## What is expected
Go through the records and extract every line with the word "title".

(Extracted data entries)
━━━━━━━━
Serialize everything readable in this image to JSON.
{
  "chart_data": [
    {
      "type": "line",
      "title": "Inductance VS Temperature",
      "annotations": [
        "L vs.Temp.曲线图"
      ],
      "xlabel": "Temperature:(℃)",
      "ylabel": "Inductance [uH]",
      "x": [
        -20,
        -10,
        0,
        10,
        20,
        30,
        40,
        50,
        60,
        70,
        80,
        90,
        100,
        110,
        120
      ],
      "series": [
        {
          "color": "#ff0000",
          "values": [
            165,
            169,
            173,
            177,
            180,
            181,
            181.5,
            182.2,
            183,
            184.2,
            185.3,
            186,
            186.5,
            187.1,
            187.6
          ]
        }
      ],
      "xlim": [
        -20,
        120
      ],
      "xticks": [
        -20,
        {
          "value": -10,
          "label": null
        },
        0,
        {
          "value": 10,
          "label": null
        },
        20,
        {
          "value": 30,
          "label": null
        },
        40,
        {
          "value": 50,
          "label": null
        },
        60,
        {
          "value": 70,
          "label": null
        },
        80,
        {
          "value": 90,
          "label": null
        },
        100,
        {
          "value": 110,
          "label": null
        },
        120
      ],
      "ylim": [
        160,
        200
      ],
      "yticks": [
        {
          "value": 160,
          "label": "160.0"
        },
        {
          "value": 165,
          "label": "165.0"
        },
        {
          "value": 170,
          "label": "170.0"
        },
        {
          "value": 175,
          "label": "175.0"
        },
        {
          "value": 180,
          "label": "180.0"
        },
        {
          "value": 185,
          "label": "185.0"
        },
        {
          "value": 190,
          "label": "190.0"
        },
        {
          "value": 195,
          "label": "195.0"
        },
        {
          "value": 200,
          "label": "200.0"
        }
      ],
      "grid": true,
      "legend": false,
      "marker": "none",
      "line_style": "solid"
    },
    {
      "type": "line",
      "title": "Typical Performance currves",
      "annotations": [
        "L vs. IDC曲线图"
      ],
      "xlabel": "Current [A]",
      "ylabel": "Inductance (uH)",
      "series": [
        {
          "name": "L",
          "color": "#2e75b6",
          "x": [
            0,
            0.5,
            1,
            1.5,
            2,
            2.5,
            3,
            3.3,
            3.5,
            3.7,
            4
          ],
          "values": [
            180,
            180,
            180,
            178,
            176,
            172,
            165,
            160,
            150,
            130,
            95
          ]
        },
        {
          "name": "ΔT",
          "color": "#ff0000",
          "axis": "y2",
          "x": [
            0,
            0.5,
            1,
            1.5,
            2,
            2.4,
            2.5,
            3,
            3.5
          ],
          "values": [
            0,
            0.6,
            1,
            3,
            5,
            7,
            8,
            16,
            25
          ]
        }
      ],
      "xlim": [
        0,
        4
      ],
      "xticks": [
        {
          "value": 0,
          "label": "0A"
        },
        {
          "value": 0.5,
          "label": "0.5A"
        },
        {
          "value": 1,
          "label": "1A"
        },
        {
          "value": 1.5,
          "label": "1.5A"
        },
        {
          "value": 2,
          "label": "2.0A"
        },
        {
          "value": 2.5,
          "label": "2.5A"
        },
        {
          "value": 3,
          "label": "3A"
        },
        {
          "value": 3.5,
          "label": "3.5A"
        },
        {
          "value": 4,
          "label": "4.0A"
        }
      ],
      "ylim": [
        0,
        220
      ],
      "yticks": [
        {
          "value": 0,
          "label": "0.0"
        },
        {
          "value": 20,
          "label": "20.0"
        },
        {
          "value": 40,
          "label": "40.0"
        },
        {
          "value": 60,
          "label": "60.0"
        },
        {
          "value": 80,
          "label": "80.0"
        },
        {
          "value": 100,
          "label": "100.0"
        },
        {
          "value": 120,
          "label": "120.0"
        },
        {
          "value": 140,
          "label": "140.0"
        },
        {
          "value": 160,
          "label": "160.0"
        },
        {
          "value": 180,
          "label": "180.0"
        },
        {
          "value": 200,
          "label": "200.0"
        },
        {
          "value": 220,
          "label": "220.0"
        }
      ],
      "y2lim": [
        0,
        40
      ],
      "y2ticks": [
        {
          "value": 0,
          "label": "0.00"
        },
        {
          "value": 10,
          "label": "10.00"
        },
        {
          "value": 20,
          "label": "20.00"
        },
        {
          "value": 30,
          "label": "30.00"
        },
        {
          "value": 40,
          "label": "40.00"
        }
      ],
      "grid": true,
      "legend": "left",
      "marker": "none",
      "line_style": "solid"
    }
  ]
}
━━━━━━━━
## Result for this exercise
      "title": "Inductance VS Temperature",
      "title": "Typical Performance currves",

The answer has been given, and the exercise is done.